» Reading text:
■ ■ ■

Pastor Stephen Muncherian
July 13, 2003

Please turn with me to Philippians 1:12-26. As you’re turning I’d like to read something to you. This is from a man responding to his insurance company.

I am writing in response to your request for additional information. In block #3 of the accident form, I put “trying to do the job alone” as the cause of my accident. You said in your letter that I should explain more fully, and I trust that the following details will be sufficient.

I am a bricklayer by trade. On the date of the accident I was working alone on the roof of a new six story building. When I completed my work, I found that I had about 500 pounds of brick left over. Rather than carry the bricks down by hand, I decided to lower them in a barrel by using a pulley which fortunately was attached to the side of the building at the 6th floor.

Securing the rope at ground level, I went up to the roof, swung the barrel out, and loaded the bricks into it. Then I went back to the ground and untied the rope, holding it tightly to insure a slow descent of the 500 pounds of brick. You will note in block #11 of the accident report that I weigh 135 pounds.

To my surprise at being jerked off the ground so suddenly, I lost my presence of mind and forgot to let go of the rope. Needless to say, I proceeded at a rather rapid rate up the side of the building. In the vicinity of the third floor, I met the barrel coming down. This explains the fractured skull and broken collar bone. Slowed only slightly, I continued my rapid ascent, not stopping until the fingers of my right hand were two knuckles deep into the pulley. Fortunately, by this time, I had regained my presence of mind, and was able to hold tightly to the rope, in spite of my pain.

At approximately the same time, however, the barrel of bricks hit the ground, and the bottom fell out of the barrel. Devoid of the weight of the bricks, the barrel then weighed approximately 50 pounds. I refer you again to my weight in block #11. As you might imagine, I began a rapid descent down the side of the building.

In the vicinity of the third floor, I met the barrel coming up. This accounts for the two fractured ankles, and the lacerations of my legs, and lower body area. The encounter with the barrel slowed me enough to lessen my injuries when I fell onto the pile of bricks, and fortunately only three vertebrae were cracked.

■ ■ ■

» Given records:

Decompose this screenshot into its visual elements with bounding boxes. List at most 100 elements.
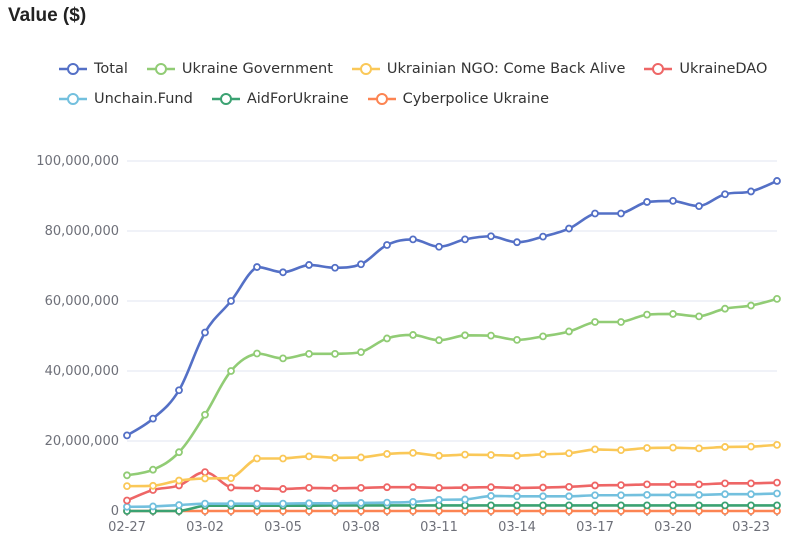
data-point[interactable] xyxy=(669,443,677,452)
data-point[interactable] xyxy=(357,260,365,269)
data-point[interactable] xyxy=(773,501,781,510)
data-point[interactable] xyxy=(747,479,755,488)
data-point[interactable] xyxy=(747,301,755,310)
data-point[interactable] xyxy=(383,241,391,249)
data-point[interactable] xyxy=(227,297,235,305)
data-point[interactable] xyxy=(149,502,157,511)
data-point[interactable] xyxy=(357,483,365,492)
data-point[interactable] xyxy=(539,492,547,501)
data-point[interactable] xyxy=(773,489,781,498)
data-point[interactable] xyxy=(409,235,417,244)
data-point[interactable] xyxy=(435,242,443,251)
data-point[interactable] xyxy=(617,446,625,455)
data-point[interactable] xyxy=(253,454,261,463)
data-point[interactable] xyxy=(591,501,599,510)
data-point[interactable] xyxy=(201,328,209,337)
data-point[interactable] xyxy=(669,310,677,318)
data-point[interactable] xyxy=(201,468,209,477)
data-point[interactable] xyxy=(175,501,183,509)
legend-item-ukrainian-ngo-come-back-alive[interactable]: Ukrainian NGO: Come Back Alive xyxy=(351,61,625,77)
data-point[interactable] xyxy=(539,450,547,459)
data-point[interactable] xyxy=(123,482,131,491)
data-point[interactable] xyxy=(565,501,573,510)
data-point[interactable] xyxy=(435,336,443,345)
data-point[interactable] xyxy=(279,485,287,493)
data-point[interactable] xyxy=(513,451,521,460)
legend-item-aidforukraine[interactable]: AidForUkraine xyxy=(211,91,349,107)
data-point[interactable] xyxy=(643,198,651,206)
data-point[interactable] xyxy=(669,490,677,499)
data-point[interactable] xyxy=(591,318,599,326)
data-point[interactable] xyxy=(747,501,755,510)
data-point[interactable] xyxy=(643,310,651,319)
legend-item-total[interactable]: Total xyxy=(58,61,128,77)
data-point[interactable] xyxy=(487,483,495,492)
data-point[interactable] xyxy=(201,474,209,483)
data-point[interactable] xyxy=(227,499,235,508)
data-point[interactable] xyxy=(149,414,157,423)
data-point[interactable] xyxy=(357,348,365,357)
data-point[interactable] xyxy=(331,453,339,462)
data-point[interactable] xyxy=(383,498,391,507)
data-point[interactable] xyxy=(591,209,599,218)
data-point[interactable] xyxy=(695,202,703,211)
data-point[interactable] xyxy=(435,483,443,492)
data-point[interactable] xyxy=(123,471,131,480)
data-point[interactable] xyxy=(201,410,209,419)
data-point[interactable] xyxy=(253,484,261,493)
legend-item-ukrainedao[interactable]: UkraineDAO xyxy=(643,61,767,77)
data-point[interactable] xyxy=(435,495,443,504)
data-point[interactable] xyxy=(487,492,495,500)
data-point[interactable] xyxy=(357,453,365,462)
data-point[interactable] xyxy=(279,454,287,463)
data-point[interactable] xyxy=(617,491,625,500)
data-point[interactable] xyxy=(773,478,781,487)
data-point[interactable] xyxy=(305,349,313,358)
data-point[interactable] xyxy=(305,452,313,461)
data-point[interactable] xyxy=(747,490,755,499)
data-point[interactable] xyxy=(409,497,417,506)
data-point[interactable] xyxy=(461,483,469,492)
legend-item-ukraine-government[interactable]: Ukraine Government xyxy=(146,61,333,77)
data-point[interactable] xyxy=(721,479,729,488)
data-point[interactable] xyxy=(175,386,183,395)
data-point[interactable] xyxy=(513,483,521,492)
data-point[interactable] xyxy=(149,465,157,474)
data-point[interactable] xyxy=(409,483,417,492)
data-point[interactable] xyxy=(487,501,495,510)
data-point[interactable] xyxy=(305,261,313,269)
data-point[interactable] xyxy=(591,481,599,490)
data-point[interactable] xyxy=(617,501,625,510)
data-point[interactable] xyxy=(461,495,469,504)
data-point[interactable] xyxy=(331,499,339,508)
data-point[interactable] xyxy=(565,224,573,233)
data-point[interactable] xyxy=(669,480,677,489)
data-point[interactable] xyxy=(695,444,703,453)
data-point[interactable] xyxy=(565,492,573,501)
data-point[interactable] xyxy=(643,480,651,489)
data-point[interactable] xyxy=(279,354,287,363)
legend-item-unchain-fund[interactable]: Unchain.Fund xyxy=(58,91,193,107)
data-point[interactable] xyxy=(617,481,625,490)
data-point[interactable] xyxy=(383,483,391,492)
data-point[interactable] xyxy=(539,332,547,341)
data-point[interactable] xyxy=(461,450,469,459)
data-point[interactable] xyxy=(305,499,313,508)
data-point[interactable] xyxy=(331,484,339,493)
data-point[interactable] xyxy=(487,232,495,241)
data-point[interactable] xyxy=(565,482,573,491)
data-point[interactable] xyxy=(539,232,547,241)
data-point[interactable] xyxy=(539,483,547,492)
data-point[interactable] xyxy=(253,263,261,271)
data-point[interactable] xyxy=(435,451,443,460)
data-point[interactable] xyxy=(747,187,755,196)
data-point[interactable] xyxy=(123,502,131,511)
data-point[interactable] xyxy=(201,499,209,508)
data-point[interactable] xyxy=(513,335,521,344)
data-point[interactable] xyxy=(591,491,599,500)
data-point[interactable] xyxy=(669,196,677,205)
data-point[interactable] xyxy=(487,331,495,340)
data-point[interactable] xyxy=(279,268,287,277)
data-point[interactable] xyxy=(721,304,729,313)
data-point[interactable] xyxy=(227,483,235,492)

■ ■ ■

» The exercise: Decide whether each statement agrees with the sermon text above, answering yes or no and quoting the words from the text that settle it: (a) The bricklayer weighs 135 pounds. (b) The bricklayer first met the barrel near the fifth floor. (c) With its bottom gone, the barrel weighed about 50 pounds.

» Full solution:
(a) Yes: "I weigh 135 pounds."
(b) No: "In the vicinity of the third floor, I met the barrel coming down."
(c) Yes: "the barrel then weighed approximately 50 pounds."